Kaynak Metin:
Buradasınız
Sınıflar, Siyaset ve Genel Oy Hakkı
Siyaset ya da politika kavramı yönetmek, devlet ve toplumsal hayata dair alınan kararları belirlemek anlamlarına sahiptir. Yani siyaset/politika yapmak, toplumsal hayatı ilgilendiren kararlar ve devletin nasıl yönetileceği hakkında söz söylemek, hak iddia etmek ve belirleyici olmayı istemek demektir. Özetle insan, toplum, sınıflar ve devlet varsa orada siyaset de vardır ve bu yüzden siyasetin dışında kalan hiçbir şey yoktur.
Modern döneme kadar siyaset yapmak yalnızca egemen sınıfların hakkıydı. Egemenler, toplumu yönetilip yön verilecek bir sürü olarak görürlerdi. Arapça bir kavram olan siyasetin at bakıcısından (seyis) gelmesi tesadüf değildir. Ama zamanla toplum gibi kavramların taşıdığı anlam da değişir ve içeriği genişler. Kapitalist sistemin gelişmesiyle ortaya modern sınıflar çıkmıştır. Bir tarafta sermaye sınıfı (burjuvazi) öte tarafta ise işçi sınıfı vardır. Burjuvazi devletle birlikte siyaset yapma hakkını da ele geçirmiş ve tüm siyasal mekanizmaları kontrol etmeye başlamıştır. Siyasal yönetim süreçlerinde söz söylemek isteyen işçi sınıfı ise, demokratik hakların genişlemesi ve genel oy hakkının elde edilmesi için büyük mücadeleler vermiştir.

Alıştırma Yönergeleri:
- A) Metne göre, hangileri varsa orada siyaset de vardır? Hepsini metindeki sırayla sayın.
- B) Lütfen metnin "Modern döneme kadar" sözcüklerinden "büyük mücadeleler vermiştir." sözcüklerine kadar uzanan kısmını kelimesi kelimesine aktarın.
Kayıtlı öğelere bu alıştırmada ihtiyaç yoktur.

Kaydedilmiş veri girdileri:

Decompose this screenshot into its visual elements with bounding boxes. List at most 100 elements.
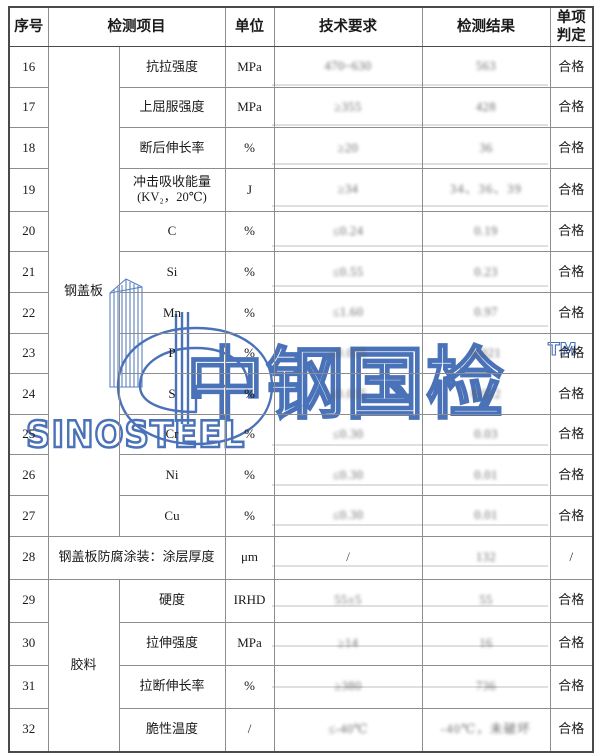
requirement-value: 470~630 [273,46,423,88]
group-label-rubber-compound: 胶料 [47,578,120,753]
judgement-value: 合格 [549,332,594,375]
item-unit: MPa [224,46,275,88]
item-name: 冲击吸收能量 (KV₂，20℃) [118,167,226,212]
table-body: 16 钢盖板 抗拉强度 MPa 470~630 563 合格 17 上屈服强度 … [8,46,594,753]
item-name-main: 冲击吸收能量 [132,173,211,189]
result-value: 132 [421,535,551,580]
judgement-value: 合格 [549,664,594,709]
row-number: 16 [8,46,49,88]
table-row: 16 钢盖板 抗拉强度 MPa 470~630 563 合格 [8,46,594,537]
result-text: 132 [476,550,496,565]
requirement-value: ≤0.24 [273,210,423,253]
item-name: Ni [118,454,226,496]
result-value: 0.021 [421,332,551,375]
judgement-value: 合格 [549,494,594,537]
requirement-text: ≤0.035 [329,346,367,361]
table-row: 19 冲击吸收能量 (KV₂，20℃) J ≥34 34、36、39 合格 [8,167,594,212]
judgement-value: 合格 [549,454,594,496]
item-unit: J [224,167,275,212]
requirement-value: ≤-40℃ [273,707,423,753]
row-number: 18 [8,127,49,169]
result-text: 0.01 [474,467,498,482]
judgement-value: 合格 [549,167,594,212]
header-judgement-line2: 判定 [556,28,586,44]
table-row: 30 拉伸强度 MPa ≥14 16 合格 [8,621,594,666]
table-row: 29 胶料 硬度 IRHD 55±5 55 合格 [8,578,594,753]
requirement-value: ≤0.035 [273,373,423,415]
result-value: 736 [421,664,551,709]
requirement-text: ≤0.30 [332,467,364,482]
item-unit: % [224,454,275,496]
item-unit: % [224,373,275,415]
row-number: 21 [8,251,49,293]
item-name: S [118,373,226,415]
requirement-text: / [346,549,350,565]
result-text: 736 [476,679,496,694]
requirement-text: ≥355 [334,100,362,115]
requirement-text: 470~630 [324,59,372,74]
result-text: 0.01 [474,508,498,523]
row-number: 29 [8,578,49,623]
requirement-value: ≥355 [273,86,423,129]
requirement-text: ≤1.60 [332,305,364,320]
result-value: 0.19 [421,210,551,253]
result-value: 34、36、39 [421,167,551,212]
result-text: 428 [476,100,496,115]
result-value: 0.01 [421,454,551,496]
requirement-value: / [273,535,423,580]
item-unit: % [224,413,275,456]
row-number: 24 [8,373,49,415]
judgement-value: 合格 [549,251,594,293]
result-text: 0.03 [474,427,498,442]
judgement-value: 合格 [549,578,594,623]
result-value: 55 [421,578,551,623]
requirement-text: ≤0.55 [332,264,364,279]
header-result: 检测结果 [421,6,551,47]
result-value: 36 [421,127,551,169]
judgement-value: 合格 [549,373,594,415]
judgement-value: 合格 [549,291,594,334]
row-number: 30 [8,621,49,666]
row-number: 25 [8,413,49,456]
judgement-value: 合格 [549,127,594,169]
requirement-value: ≤0.30 [273,413,423,456]
requirement-value: ≤0.30 [273,494,423,537]
row-number: 20 [8,210,49,253]
judgement-value: 合格 [549,46,594,88]
result-value: 0.01 [421,494,551,537]
row-number: 19 [8,167,49,212]
result-text: 0.23 [474,264,498,279]
item-name: 拉断伸长率 [118,664,226,709]
result-value: 428 [421,86,551,129]
result-text: 563 [476,59,496,74]
table-header-row: 序号 检测项目 单位 技术要求 检测结果 单项 判定 [8,6,594,47]
item-unit: MPa [224,86,275,129]
requirement-text: ≥380 [334,679,362,694]
requirement-value: ≥14 [273,621,423,666]
row-number: 26 [8,454,49,496]
result-text: 0.021 [470,346,502,361]
item-unit: IRHD [224,578,275,623]
item-name: 抗拉强度 [118,46,226,88]
item-name: Si [118,251,226,293]
header-requirement: 技术要求 [273,6,423,47]
judgement-value: 合格 [549,86,594,129]
item-name: 断后伸长率 [118,127,226,169]
group-label-steel-cover-plate: 钢盖板 [47,46,120,537]
requirement-text: ≤0.24 [332,224,364,239]
item-name: 拉伸强度 [118,621,226,666]
result-text: 0.19 [474,224,498,239]
judgement-value: 合格 [549,621,594,666]
header-judgement: 单项 判定 [549,6,594,47]
row-number: 28 [8,535,49,580]
row-number: 32 [8,707,49,753]
item-name: Mn [118,291,226,334]
table-row: 18 断后伸长率 % ≥20 36 合格 [8,127,594,169]
result-text: -40℃，未破坏 [440,722,532,737]
result-text: 0.012 [470,386,502,401]
item-unit: % [224,291,275,334]
item-unit: % [224,210,275,253]
result-text: 55 [479,593,493,608]
judgement-value: 合格 [549,413,594,456]
judgement-value: / [549,535,594,580]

Cevap Anahtarı:
- A) İnsan, toplum, sınıflar ve devlet.

- B)
Modern döneme kadar siyaset yapmak yalnızca egemen sınıfların hakkıydı. Egemenler, toplumu yönetilip yön verilecek bir sürü olarak görürlerdi. Arapça bir kavram olan siyasetin at bakıcısından (seyis) gelmesi tesadüf değildir. Ama zamanla toplum gibi kavramların taşıdığı anlam da değişir ve içeriği genişler. Kapitalist sistemin gelişmesiyle ortaya modern sınıflar çıkmıştır. Bir tarafta sermaye sınıfı (burjuvazi) öte tarafta ise işçi sınıfı vardır. Burjuvazi devletle birlikte siyaset yapma hakkını da ele geçirmiş ve tüm siyasal mekanizmaları kontrol etmeye başlamıştır. Siyasal yönetim süreçlerinde söz söylemek isteyen işçi sınıfı ise, demokratik hakların genişlemesi ve genel oy hakkının elde edilmesi için büyük mücadeleler vermiştir.